Work required: Repeat the data below exactly, dropping any pictures it holds.

Records supplied:
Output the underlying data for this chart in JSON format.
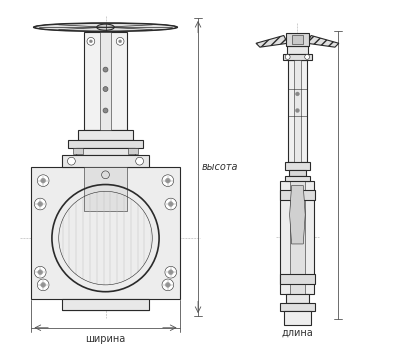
{
  "bg_color": "#ffffff",
  "line_color": "#2a2a2a",
  "dim_color": "#555555",
  "label_color": "#333333",
  "label_shirина": "ширина",
  "label_dlina": "длина",
  "label_vysota": "высота",
  "figsize": [
    4.0,
    3.46
  ],
  "dpi": 100
}
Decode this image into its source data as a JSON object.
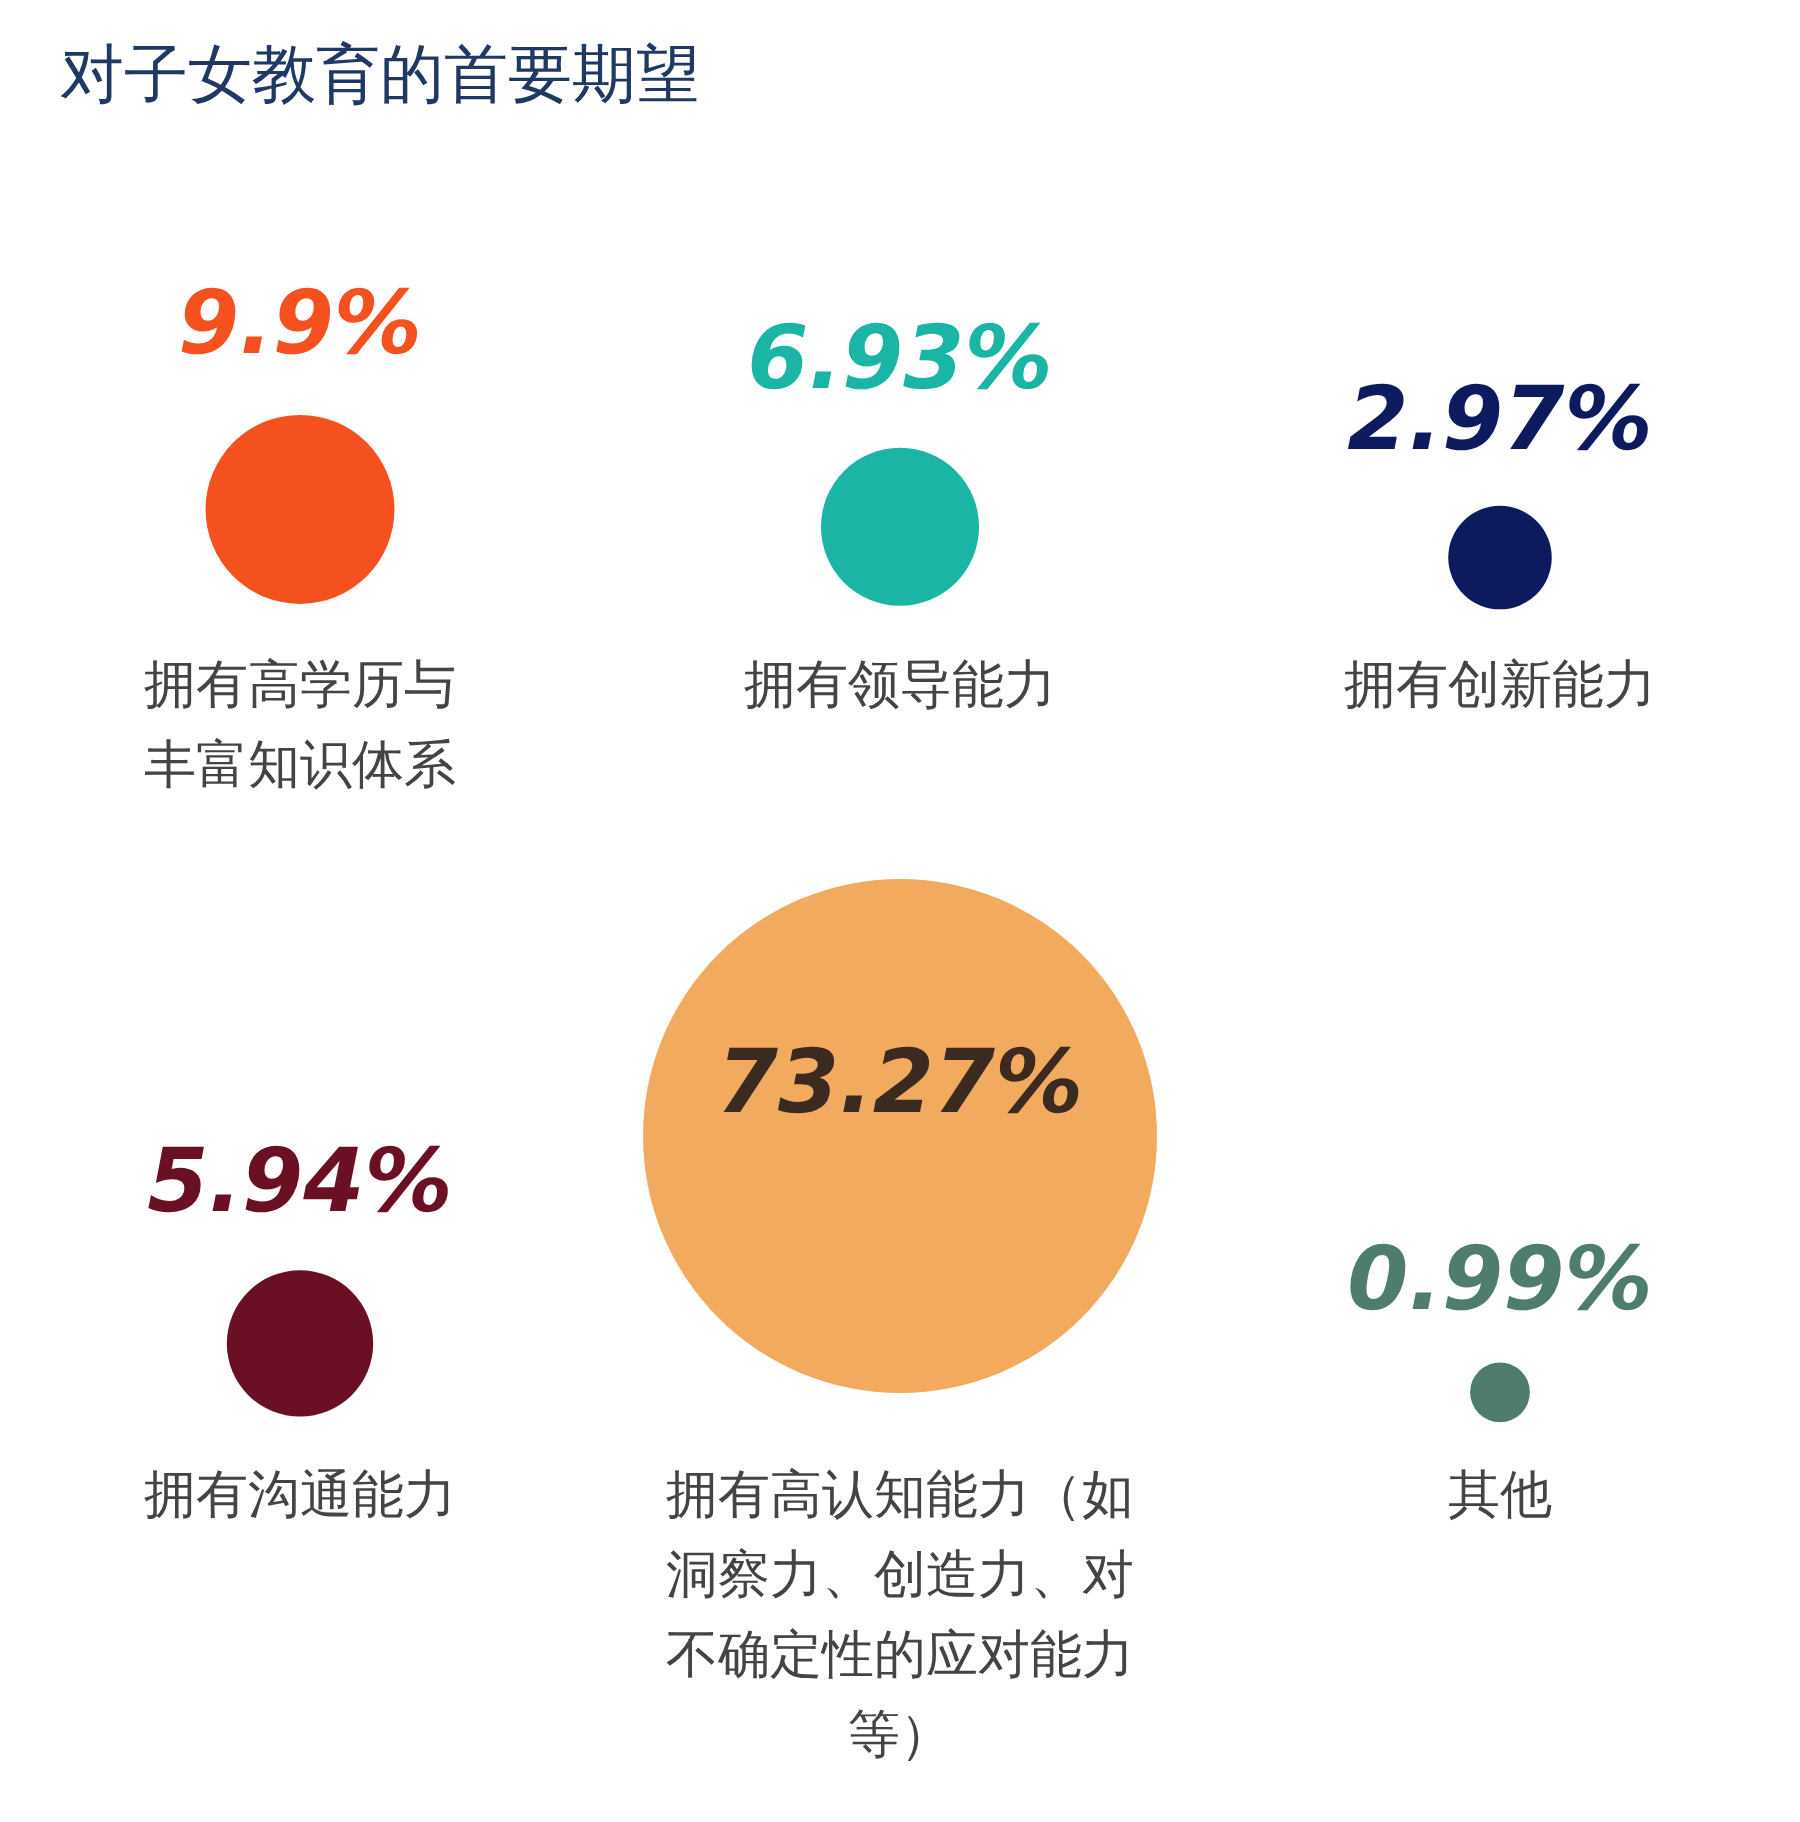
{
  "chart_data": {
    "type": "other",
    "title": "对子女教育的首要期望",
    "categories": [
      "拥有高学历与丰富知识体系",
      "拥有领导能力",
      "拥有创新能力",
      "拥有沟通能力",
      "拥有高认知能力（如洞察力、创造力、对不确定性的应对能力等）",
      "其他"
    ],
    "values": [
      9.9,
      6.93,
      2.97,
      5.94,
      73.27,
      0.99
    ],
    "value_labels": [
      "9.9%",
      "6.93%",
      "2.97%",
      "5.94%",
      "73.27%",
      "0.99%"
    ],
    "colors": [
      "#f4511e",
      "#1ab5a5",
      "#0d1b5e",
      "#6b0f24",
      "#f2ab5e",
      "#4e7d6c"
    ]
  }
}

Full response:
Output the underlying data for this chart in JSON format.
{
  "bg_color": "#ffffff",
  "line_color": "#2a2a2a",
  "dim_color": "#555555",
  "label_color": "#333333",
  "label_shirина": "ширина",
  "label_dlina": "длина",
  "label_vysota": "высота",
  "figsize": [
    4.0,
    3.46
  ],
  "dpi": 100
}
Decode this image into its source data as a JSON object.
{
  "chart_data": {
    "type": "other",
    "title": "对子女教育的首要期望",
    "categories": [
      "拥有高学历与丰富知识体系",
      "拥有领导能力",
      "拥有创新能力",
      "拥有沟通能力",
      "拥有高认知能力（如洞察力、创造力、对不确定性的应对能力等）",
      "其他"
    ],
    "values": [
      9.9,
      6.93,
      2.97,
      5.94,
      73.27,
      0.99
    ],
    "value_labels": [
      "9.9%",
      "6.93%",
      "2.97%",
      "5.94%",
      "73.27%",
      "0.99%"
    ],
    "colors": [
      "#f4511e",
      "#1ab5a5",
      "#0d1b5e",
      "#6b0f24",
      "#f2ab5e",
      "#4e7d6c"
    ]
  }
}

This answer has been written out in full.